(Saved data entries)
☆ ☆ ☆ ☆ ☆ ☆ ☆
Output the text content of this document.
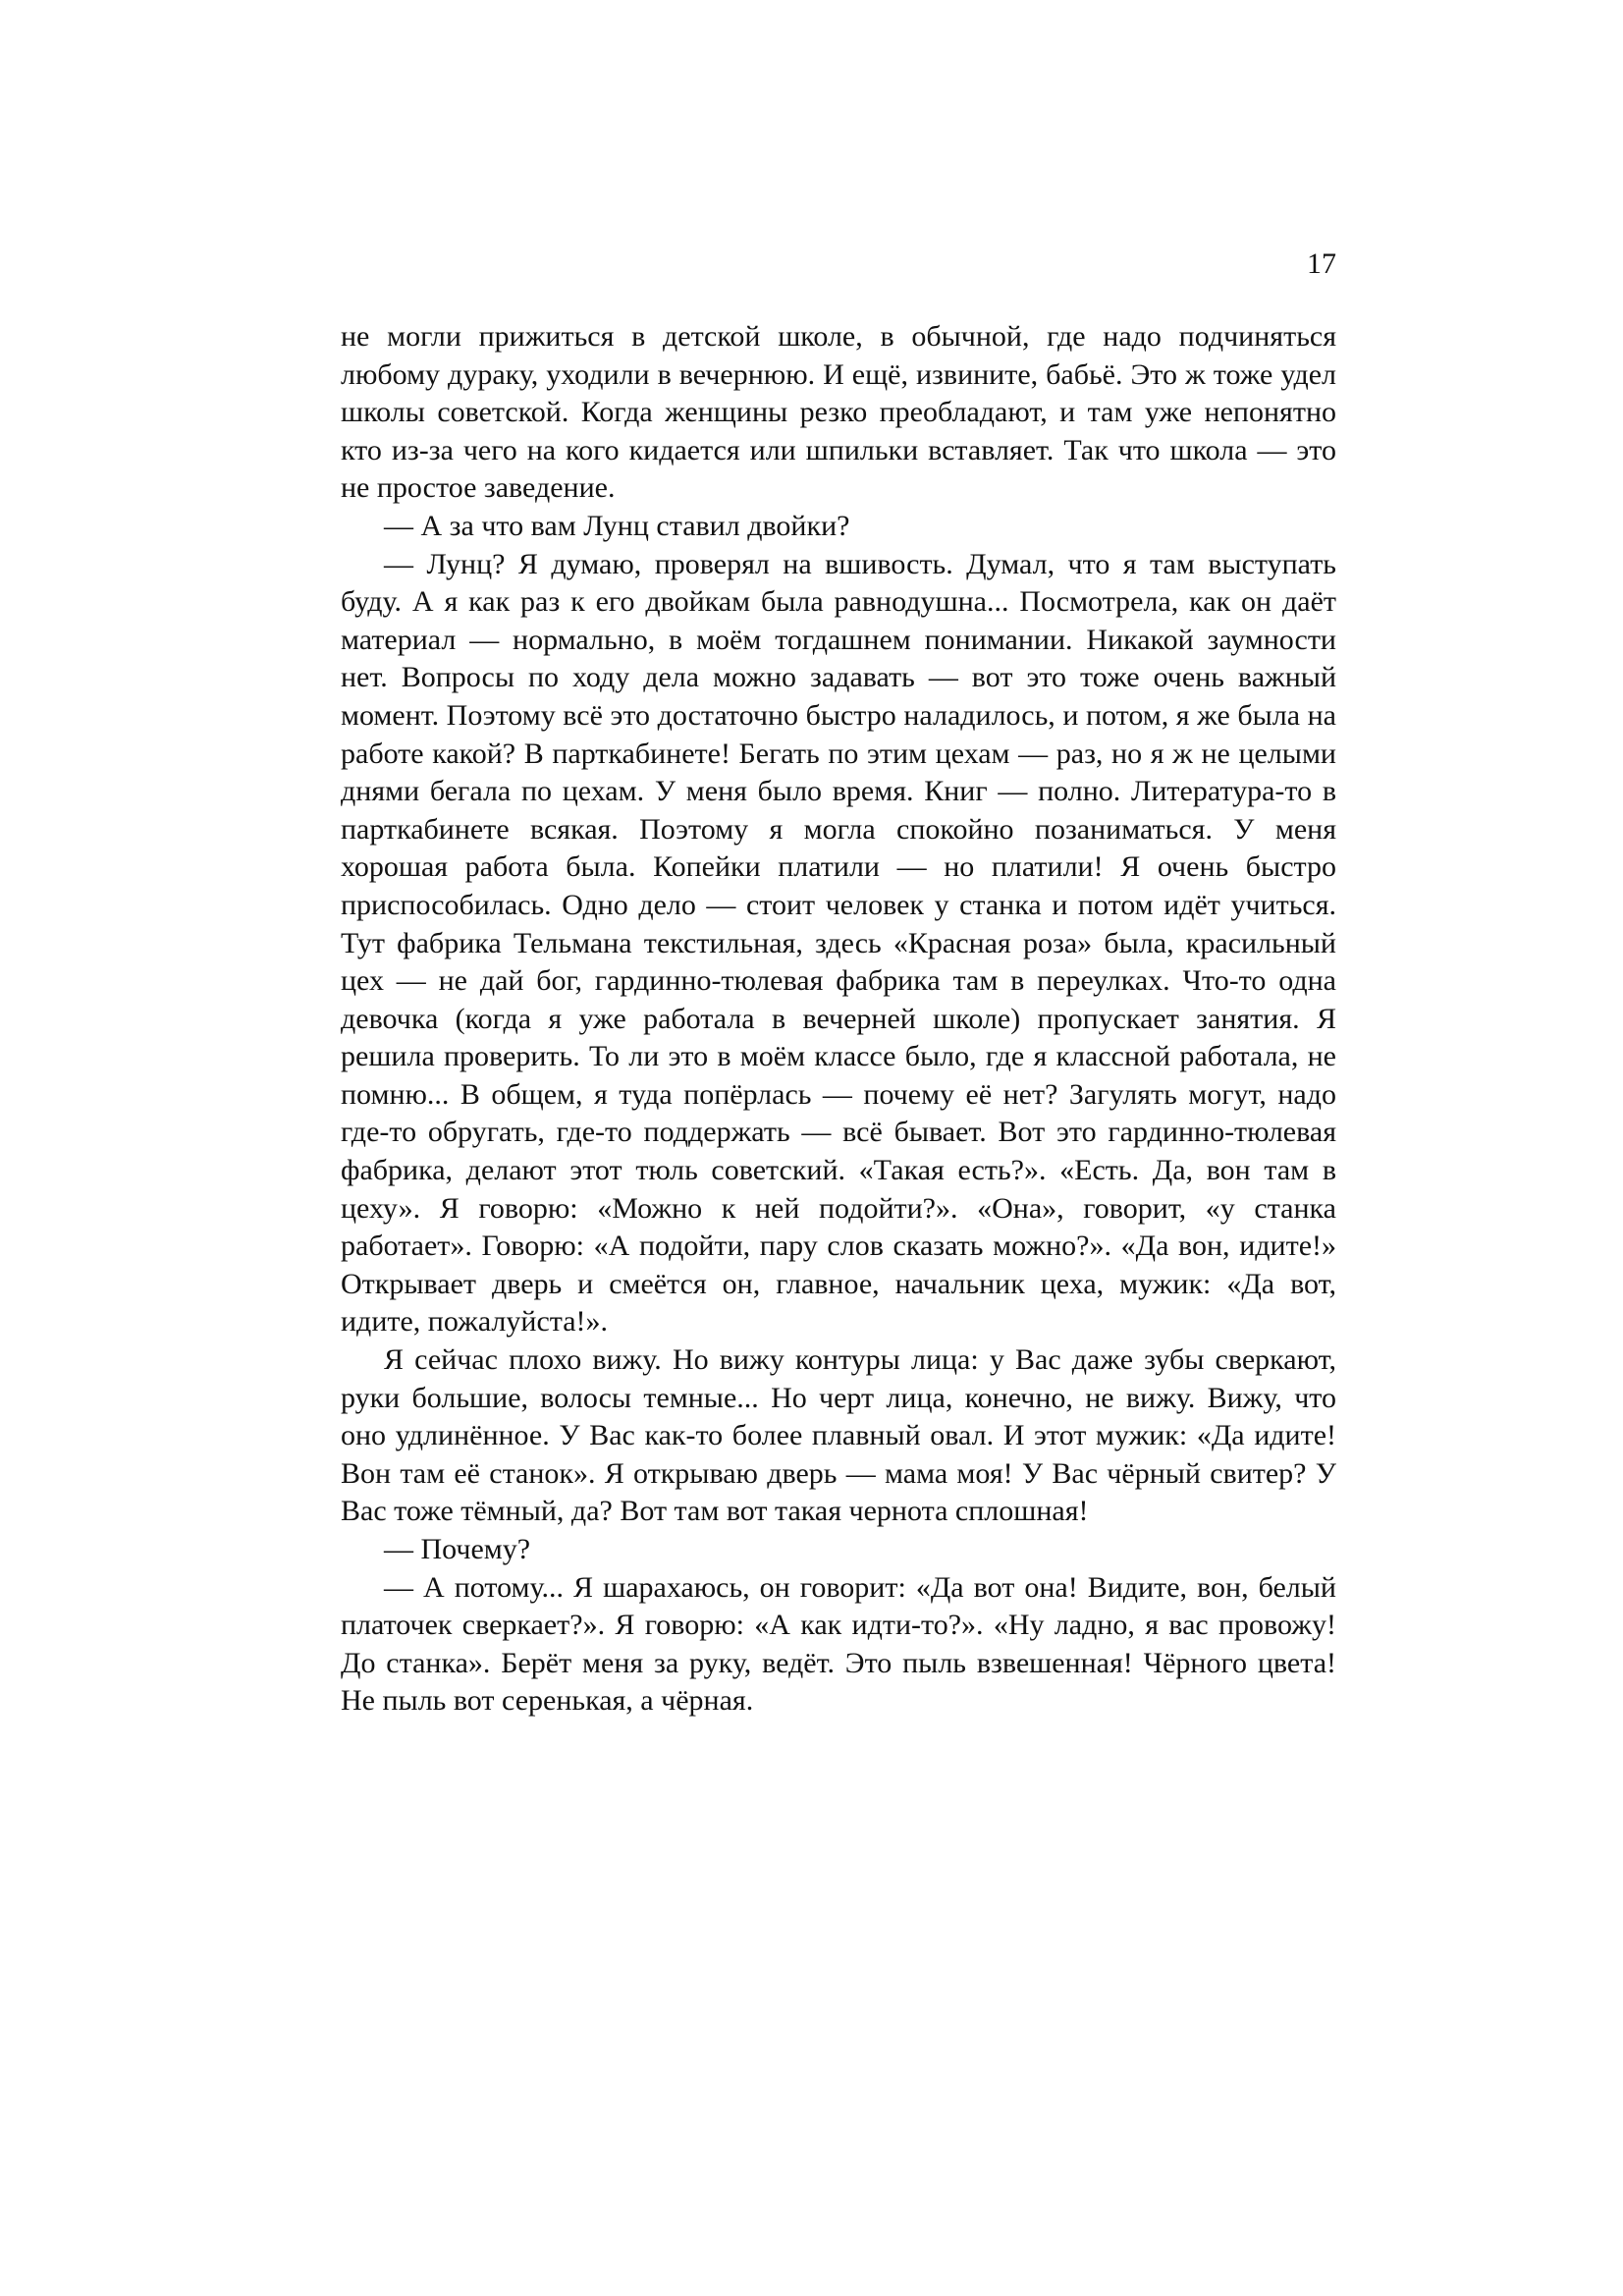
17

не могли прижиться в детской школе, в обычной, где надо подчиняться любому дураку, уходили в вечернюю. И ещё, извините, бабьё. Это ж тоже удел школы советской. Когда женщины резко преобладают, и там уже непонятно кто из-за чего на кого кидается или шпильки вставляет. Так что школа — это не простое заведение.

— А за что вам Лунц ставил двойки?

— Лунц? Я думаю, проверял на вшивость. Думал, что я там выступать буду. А я как раз к его двойкам была равнодушна... Посмотрела, как он даёт материал — нормально, в моём тогдашнем понимании. Никакой заумности нет. Вопросы по ходу дела можно задавать — вот это тоже очень важный момент. Поэтому всё это достаточно быстро наладилось, и потом, я же была на работе какой? В парткабинете! Бегать по этим цехам — раз, но я ж не целыми днями бегала по цехам. У меня было время. Книг — полно. Литература-то в парткабинете всякая. Поэтому я могла спокойно позаниматься. У меня хорошая работа была. Копейки платили — но платили! Я очень быстро приспособилась. Одно дело — стоит человек у станка и потом идёт учиться. Тут фабрика Тельмана текстильная, здесь «Красная роза» была, красильный цех — не дай бог, гардинно-тюлевая фабрика там в переулках. Что-то одна девочка (когда я уже работала в вечерней школе) пропускает занятия. Я решила проверить. То ли это в моём классе было, где я классной работала, не помню... В общем, я туда попёрлась — почему её нет? Загулять могут, надо где-то обругать, где-то поддержать — всё бывает. Вот это гардинно-тюлевая фабрика, делают этот тюль советский. «Такая есть?». «Есть. Да, вон там в цеху». Я говорю: «Можно к ней подойти?». «Она», говорит, «у станка работает». Говорю: «А подойти, пару слов сказать можно?». «Да вон, идите!» Открывает дверь и смеётся он, главное, начальник цеха, мужик: «Да вот, идите, пожалуйста!».

Я сейчас плохо вижу. Но вижу контуры лица: у Вас даже зубы сверкают, руки большие, волосы темные... Но черт лица, конечно, не вижу. Вижу, что оно удлинённое. У Вас как-то более плавный овал. И этот мужик: «Да идите! Вон там её станок». Я открываю дверь — мама моя! У Вас чёрный свитер? У Вас тоже тёмный, да? Вот там вот такая чернота сплошная!

— Почему?

— А потому... Я шарахаюсь, он говорит: «Да вот она! Видите, вон, белый платочек сверкает?». Я говорю: «А как идти-то?». «Ну ладно, я вас провожу! До станка». Берёт меня за руку, ведёт. Это пыль взвешенная! Чёрного цвета! Не пыль вот серенькая, а чёрная.
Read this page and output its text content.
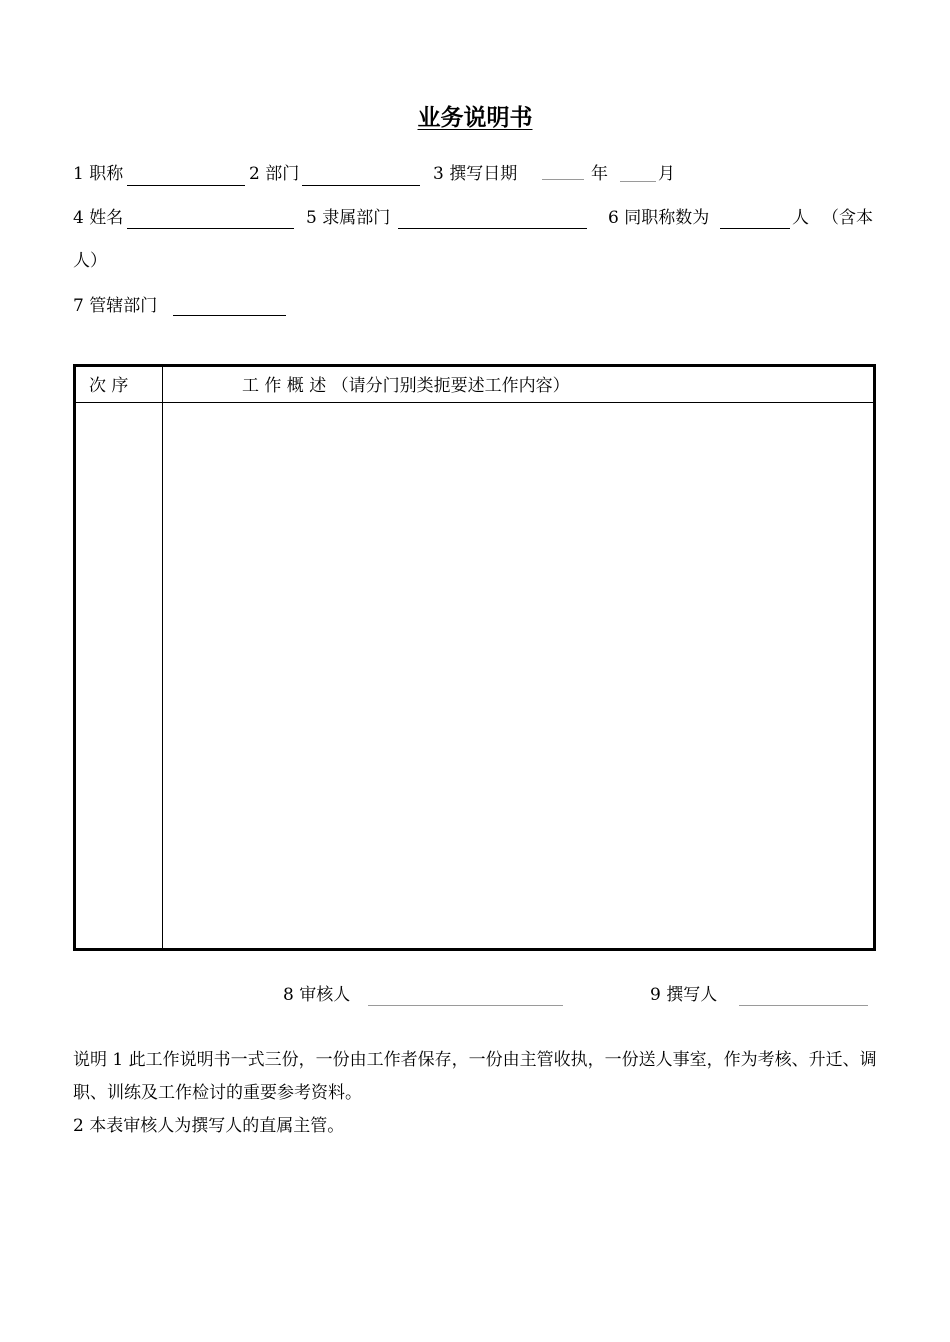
业务说明书
1 职称	2 部门	3 撰写日期	年	月
4 姓名	5 隶属部门	6 同职称数为	人 （含本
人）
7 管辖部门
次 序	工 作 概 述 （请分门别类扼要述工作内容）
8 审核人	9 撰写人
说明 1 此工作说明书一式三份，一份由工作者保存，一份由主管收执，一份送人事室，作为考核、升迁、调职、训练及工作检讨的重要参考资料。
2 本表审核人为撰写人的直属主管。
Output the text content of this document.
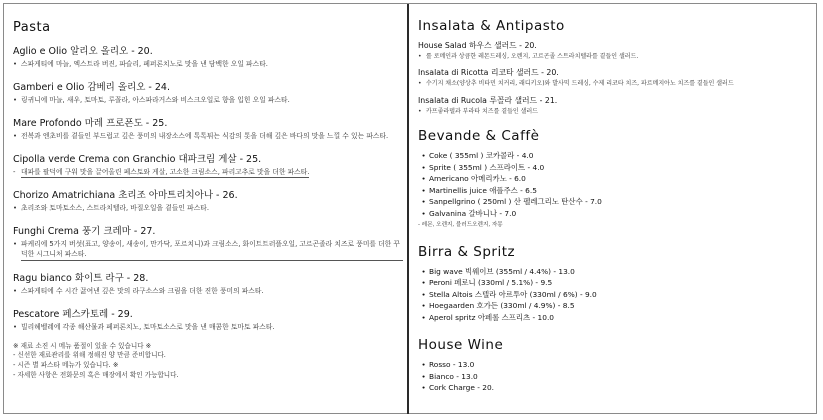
Pasta
Aglio e Olio 알리오 올리오 - 20.
• 스파게티에 마늘, 엑스트라 버진, 파슬리, 페퍼론치노로 맛을 낸 담백한 오일 파스타.
Gamberi e Olio 감베리 올리오 - 24.
• 링귀니에 마늘, 새우, 토마토, 루꼴라, 아스파라거스와 비스크오일로 향을 입힌 오일 파스타.
Mare Profondo 마레 프로폰도 - 25.
• 전복과 엔초비를 곁들인 부드럽고 깊은 풍미의 내장소스에 톡톡튀는 식감의 톳을 더해 깊은 바다의 맛을 느낄 수 있는 파스타.
Cipolla verde Crema con Granchio 대파크림 게살 - 25.
- 대파를 팔덕에 구워 맛을 끌어올린 페스토와 게살, 고소한 크림소스, 파리고추로 맛을 더한 파스타.
Chorizo Amatrichiana 초리조 아마트리치아나 - 26.
• 초리조와 토마토소스, 스트라치텔라, 바질오일을 곁들인 파스타.
Funghi Crema 풍기 크레마 - 27.
• 파케리에 5가지 버섯(표고, 양송이, 새송이, 만가닥, 포르치니)과 크림소스, 화이트트러플오일, 고르곤졸라 치즈로 풍미를 더한 꾸덕한 시그니처 파스타.
Ragu bianco 화이트 라구 - 28.
• 스파게티에 수 시간 끓여낸 깊은 맛의 라구소스와 크림을 더한 진한 풍미의 파스타.
Pescatore 페스카토레 - 29.
• 빌리헤벨레에 각종 해산물과 페퍼론치노, 토마토소스로 맛을 낸 매콤한 토마토 파스타.
※ 재료 소진 시 메뉴 품절이 있을 수 있습니다 ※
- 신선한 재료관리를 위해 정해진 양 만큼 준비합니다.
- 시즌 별 파스타 메뉴가 있습니다. ※
- 자세한 사항은 전화문의 혹은 매장에서 확인 가능합니다.
Insalata & Antipasto
House Salad 하우스 샐러드 - 20.
• 롤 로메인과 상큼한 레몬드레싱, 오렌지, 고르곤졸 스트라치텔라를 곁들인 샐러드.
Insalata di Ricotta 리코타 샐러드 - 20.
• 수기지 채소(양상추 비타민 치커리, 래디키오)와 발사믹 드레싱, 수제 리코타 치즈, 파르메지아노 치즈를 곁들인 샐러드
Insalata di Rucola 루꼴라 샐러드 - 21.
• 카프좋라델과 부라타 치즈를 곁들인 샐러드
Bevande & Caffè
• Coke ( 355ml ) 코카콜라 - 4.0
• Sprite ( 355ml ) 스프라이트 - 4.0
• Americano 아메리카노 - 6.0
• Martinellis juice 애플주스 - 6.5
• Sanpellgrino ( 250ml ) 산 펠레그리노 탄산수 - 7.0
• Galvanina 갈바니나 - 7.0
- 레몬, 오렌지, 블러드오렌지, 자몽
Birra & Spritz
• Big wave 빅웨이브 (355ml / 4.4%) - 13.0
• Peroni 페로니 (330ml / 5.1%) - 9.5
• Stella Altois 스텔라 아르투아 (330ml / 6%) - 9.0
• Hoegaarden 호가든 (330ml / 4.9%) - 8.5
• Aperol spritz 아페롤 스프리츠 - 10.0
House Wine
• Rosso - 13.0
• Bianco - 13.0
• Cork Charge - 20.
☆ ☆ ☆ ☆ ☆ ☆ ☆
Problem to work on = Omit each picture, then return all of the listing exactly as it stands.

Worked answer =
Output the text content of this document.
17

не могли прижиться в детской школе, в обычной, где надо подчиняться любому дураку, уходили в вечернюю. И ещё, извините, бабьё. Это ж тоже удел школы советской. Когда женщины резко преобладают, и там уже непонятно кто из-за чего на кого кидается или шпильки вставляет. Так что школа — это не простое заведение.

— А за что вам Лунц ставил двойки?

— Лунц? Я думаю, проверял на вшивость. Думал, что я там выступать буду. А я как раз к его двойкам была равнодушна... Посмотрела, как он даёт материал — нормально, в моём тогдашнем понимании. Никакой заумности нет. Вопросы по ходу дела можно задавать — вот это тоже очень важный момент. Поэтому всё это достаточно быстро наладилось, и потом, я же была на работе какой? В парткабинете! Бегать по этим цехам — раз, но я ж не целыми днями бегала по цехам. У меня было время. Книг — полно. Литература-то в парткабинете всякая. Поэтому я могла спокойно позаниматься. У меня хорошая работа была. Копейки платили — но платили! Я очень быстро приспособилась. Одно дело — стоит человек у станка и потом идёт учиться. Тут фабрика Тельмана текстильная, здесь «Красная роза» была, красильный цех — не дай бог, гардинно-тюлевая фабрика там в переулках. Что-то одна девочка (когда я уже работала в вечерней школе) пропускает занятия. Я решила проверить. То ли это в моём классе было, где я классной работала, не помню... В общем, я туда попёрлась — почему её нет? Загулять могут, надо где-то обругать, где-то поддержать — всё бывает. Вот это гардинно-тюлевая фабрика, делают этот тюль советский. «Такая есть?». «Есть. Да, вон там в цеху». Я говорю: «Можно к ней подойти?». «Она», говорит, «у станка работает». Говорю: «А подойти, пару слов сказать можно?». «Да вон, идите!» Открывает дверь и смеётся он, главное, начальник цеха, мужик: «Да вот, идите, пожалуйста!».

Я сейчас плохо вижу. Но вижу контуры лица: у Вас даже зубы сверкают, руки большие, волосы темные... Но черт лица, конечно, не вижу. Вижу, что оно удлинённое. У Вас как-то более плавный овал. И этот мужик: «Да идите! Вон там её станок». Я открываю дверь — мама моя! У Вас чёрный свитер? У Вас тоже тёмный, да? Вот там вот такая чернота сплошная!

— Почему?

— А потому... Я шарахаюсь, он говорит: «Да вот она! Видите, вон, белый платочек сверкает?». Я говорю: «А как идти-то?». «Ну ладно, я вас провожу! До станка». Берёт меня за руку, ведёт. Это пыль взвешенная! Чёрного цвета! Не пыль вот серенькая, а чёрная.
Read this page and output its text content.
业务说明书
1 职称	2 部门	3 撰写日期	年	月
4 姓名	5 隶属部门	6 同职称数为	人 （含本
人）
7 管辖部门
次 序	工 作 概 述 （请分门别类扼要述工作内容）
8 审核人	9 撰写人
说明 1 此工作说明书一式三份，一份由工作者保存，一份由主管收执，一份送人事室，作为考核、升迁、调职、训练及工作检讨的重要参考资料。
2 本表审核人为撰写人的直属主管。
Output the text content of this document.
Pasta
Aglio e Olio 알리오 올리오 - 20.
• 스파게티에 마늘, 엑스트라 버진, 파슬리, 페퍼론치노로 맛을 낸 담백한 오일 파스타.
Gamberi e Olio 감베리 올리오 - 24.
• 링귀니에 마늘, 새우, 토마토, 루꼴라, 아스파라거스와 비스크오일로 향을 입힌 오일 파스타.
Mare Profondo 마레 프로폰도 - 25.
• 전복과 엔초비를 곁들인 부드럽고 깊은 풍미의 내장소스에 톡톡튀는 식감의 톳을 더해 깊은 바다의 맛을 느낄 수 있는 파스타.
Cipolla verde Crema con Granchio 대파크림 게살 - 25.
- 대파를 팔덕에 구워 맛을 끌어올린 페스토와 게살, 고소한 크림소스, 파리고추로 맛을 더한 파스타.
Chorizo Amatrichiana 초리조 아마트리치아나 - 26.
• 초리조와 토마토소스, 스트라치텔라, 바질오일을 곁들인 파스타.
Funghi Crema 풍기 크레마 - 27.
• 파케리에 5가지 버섯(표고, 양송이, 새송이, 만가닥, 포르치니)과 크림소스, 화이트트러플오일, 고르곤졸라 치즈로 풍미를 더한 꾸덕한 시그니처 파스타.
Ragu bianco 화이트 라구 - 28.
• 스파게티에 수 시간 끓여낸 깊은 맛의 라구소스와 크림을 더한 진한 풍미의 파스타.
Pescatore 페스카토레 - 29.
• 빌리헤벨레에 각종 해산물과 페퍼론치노, 토마토소스로 맛을 낸 매콤한 토마토 파스타.
※ 재료 소진 시 메뉴 품절이 있을 수 있습니다 ※
- 신선한 재료관리를 위해 정해진 양 만큼 준비합니다.
- 시즌 별 파스타 메뉴가 있습니다. ※
- 자세한 사항은 전화문의 혹은 매장에서 확인 가능합니다.
Insalata & Antipasto
House Salad 하우스 샐러드 - 20.
• 롤 로메인과 상큼한 레몬드레싱, 오렌지, 고르곤졸 스트라치텔라를 곁들인 샐러드.
Insalata di Ricotta 리코타 샐러드 - 20.
• 수기지 채소(양상추 비타민 치커리, 래디키오)와 발사믹 드레싱, 수제 리코타 치즈, 파르메지아노 치즈를 곁들인 샐러드
Insalata di Rucola 루꼴라 샐러드 - 21.
• 카프좋라델과 부라타 치즈를 곁들인 샐러드
Bevande & Caffè
• Coke ( 355ml ) 코카콜라 - 4.0
• Sprite ( 355ml ) 스프라이트 - 4.0
• Americano 아메리카노 - 6.0
• Martinellis juice 애플주스 - 6.5
• Sanpellgrino ( 250ml ) 산 펠레그리노 탄산수 - 7.0
• Galvanina 갈바니나 - 7.0
- 레몬, 오렌지, 블러드오렌지, 자몽
Birra & Spritz
• Big wave 빅웨이브 (355ml / 4.4%) - 13.0
• Peroni 페로니 (330ml / 5.1%) - 9.5
• Stella Altois 스텔라 아르투아 (330ml / 6%) - 9.0
• Hoegaarden 호가든 (330ml / 4.9%) - 8.5
• Aperol spritz 아페롤 스프리츠 - 10.0
House Wine
• Rosso - 13.0
• Bianco - 13.0
• Cork Charge - 20.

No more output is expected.